▶ **Work instructions**: Your reply must be one number: the count of lines in the data below that contain "text".

▶ **Material for the task**:
§ §

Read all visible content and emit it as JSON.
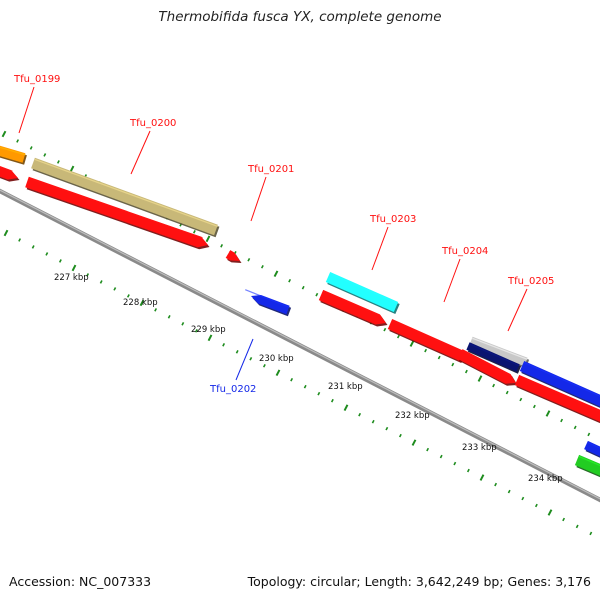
{
  "title": "Thermobifida fusca YX, complete genome",
  "footer": {
    "accession": "Accession: NC_007333",
    "summary": "Topology: circular; Length: 3,642,249 bp; Genes: 3,176"
  },
  "colors": {
    "red": "#ff1010",
    "blue": "#1428e8",
    "orange": "#ff9900",
    "khaki": "#c8b878",
    "cyan": "#22ffff",
    "gray": "#c8c8c8",
    "navy": "#0a1470",
    "green": "#22cc22",
    "tick": "#1e8c1e",
    "backbone": "#8a8a8a"
  },
  "map": {
    "kbp_labels": [
      "227 kbp",
      "228 kbp",
      "229 kbp",
      "230 kbp",
      "231 kbp",
      "232 kbp",
      "233 kbp",
      "234 kbp"
    ],
    "gene_labels": [
      {
        "text": "Tfu_0199",
        "color": "red"
      },
      {
        "text": "Tfu_0200",
        "color": "red"
      },
      {
        "text": "Tfu_0201",
        "color": "red"
      },
      {
        "text": "Tfu_0202",
        "color": "blue"
      },
      {
        "text": "Tfu_0203",
        "color": "red"
      },
      {
        "text": "Tfu_0204",
        "color": "red"
      },
      {
        "text": "Tfu_0205",
        "color": "red"
      }
    ],
    "feature_colors": [
      "orange",
      "red",
      "khaki",
      "red",
      "red",
      "blue",
      "cyan",
      "red",
      "red",
      "gray",
      "navy",
      "red",
      "blue",
      "red",
      "blue",
      "green"
    ]
  }
}
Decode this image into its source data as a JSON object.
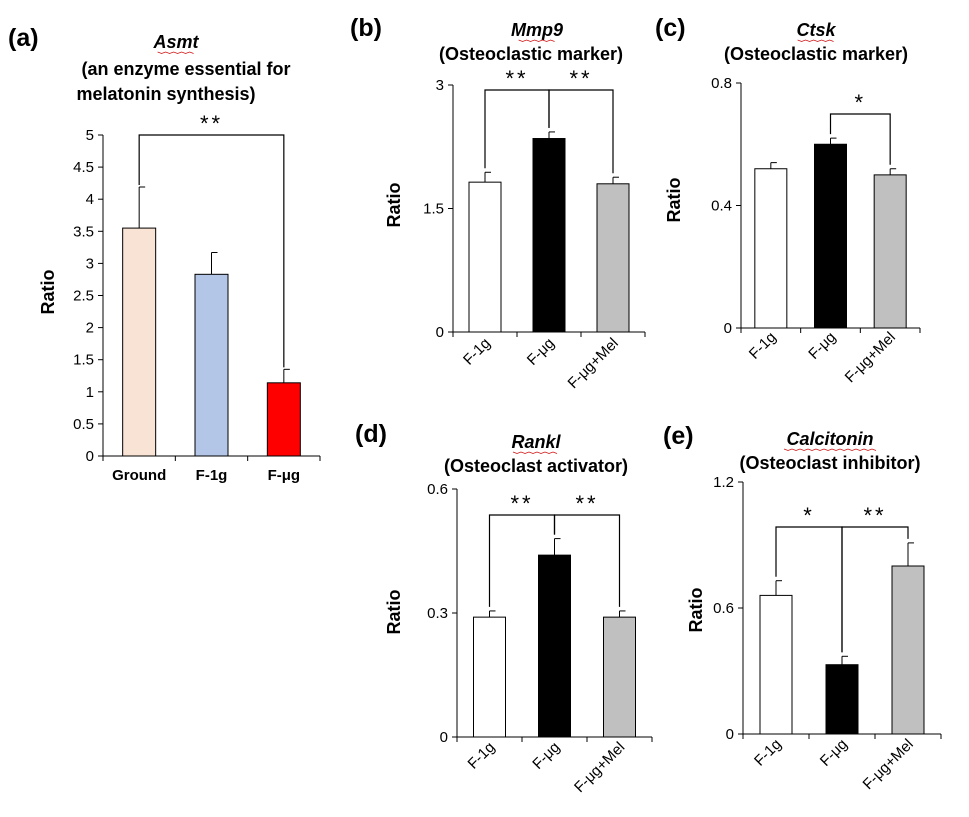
{
  "chart_data": [
    {
      "type": "bar",
      "panel_label": "(a)",
      "title": "Asmt",
      "subtitle": [
        "(an enzyme essential for",
        "melatonin synthesis)"
      ],
      "ylabel": "Ratio",
      "ylim": [
        0,
        5
      ],
      "yticks": [
        "0",
        "0.5",
        "1",
        "1.5",
        "2",
        "2.5",
        "3",
        "3.5",
        "4",
        "4.5",
        "5"
      ],
      "categories": [
        "Ground",
        "F-1g",
        "F-μg"
      ],
      "values": [
        3.55,
        2.83,
        1.14
      ],
      "errors": [
        0.64,
        0.34,
        0.21
      ],
      "colors": [
        "#f8e3d4",
        "#b3c6e8",
        "#ff0000"
      ],
      "significance": [
        {
          "from": 0,
          "to": 2,
          "label": "**"
        }
      ]
    },
    {
      "type": "bar",
      "panel_label": "(b)",
      "title": "Mmp9",
      "subtitle": [
        "(Osteoclastic marker)"
      ],
      "ylabel": "Ratio",
      "ylim": [
        0,
        3
      ],
      "yticks": [
        "0",
        "1.5",
        "3"
      ],
      "categories": [
        "F-1g",
        "F-μg",
        "F-μg+Mel"
      ],
      "values": [
        1.82,
        2.35,
        1.8
      ],
      "errors": [
        0.12,
        0.08,
        0.08
      ],
      "colors": [
        "#ffffff",
        "#000000",
        "#c0c0c0"
      ],
      "significance": [
        {
          "from": 0,
          "to": 1,
          "label": "**"
        },
        {
          "from": 1,
          "to": 2,
          "label": "**"
        }
      ]
    },
    {
      "type": "bar",
      "panel_label": "(c)",
      "title": "Ctsk",
      "subtitle": [
        "(Osteoclastic marker)"
      ],
      "ylabel": "Ratio",
      "ylim": [
        0,
        0.8
      ],
      "yticks": [
        "0",
        "0.4",
        "0.8"
      ],
      "categories": [
        "F-1g",
        "F-μg",
        "F-μg+Mel"
      ],
      "values": [
        0.52,
        0.6,
        0.5
      ],
      "errors": [
        0.02,
        0.02,
        0.02
      ],
      "colors": [
        "#ffffff",
        "#000000",
        "#c0c0c0"
      ],
      "significance": [
        {
          "from": 1,
          "to": 2,
          "label": "*"
        }
      ]
    },
    {
      "type": "bar",
      "panel_label": "(d)",
      "title": "Rankl",
      "subtitle": [
        "(Osteoclast activator)"
      ],
      "ylabel": "Ratio",
      "ylim": [
        0,
        0.6
      ],
      "yticks": [
        "0",
        "0.3",
        "0.6"
      ],
      "categories": [
        "F-1g",
        "F-μg",
        "F-μg+Mel"
      ],
      "values": [
        0.29,
        0.44,
        0.29
      ],
      "errors": [
        0.015,
        0.04,
        0.015
      ],
      "colors": [
        "#ffffff",
        "#000000",
        "#c0c0c0"
      ],
      "significance": [
        {
          "from": 0,
          "to": 1,
          "label": "**"
        },
        {
          "from": 1,
          "to": 2,
          "label": "**"
        }
      ]
    },
    {
      "type": "bar",
      "panel_label": "(e)",
      "title": "Calcitonin",
      "subtitle": [
        "(Osteoclast inhibitor)"
      ],
      "ylabel": "Ratio",
      "ylim": [
        0,
        1.2
      ],
      "yticks": [
        "0",
        "0.6",
        "1.2"
      ],
      "categories": [
        "F-1g",
        "F-μg",
        "F-μg+Mel"
      ],
      "values": [
        0.66,
        0.33,
        0.8
      ],
      "errors": [
        0.07,
        0.04,
        0.11
      ],
      "colors": [
        "#ffffff",
        "#000000",
        "#c0c0c0"
      ],
      "significance": [
        {
          "from": 0,
          "to": 1,
          "label": "*"
        },
        {
          "from": 1,
          "to": 2,
          "label": "**"
        }
      ]
    }
  ]
}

§ §

▶ **Answer to this problem**: 7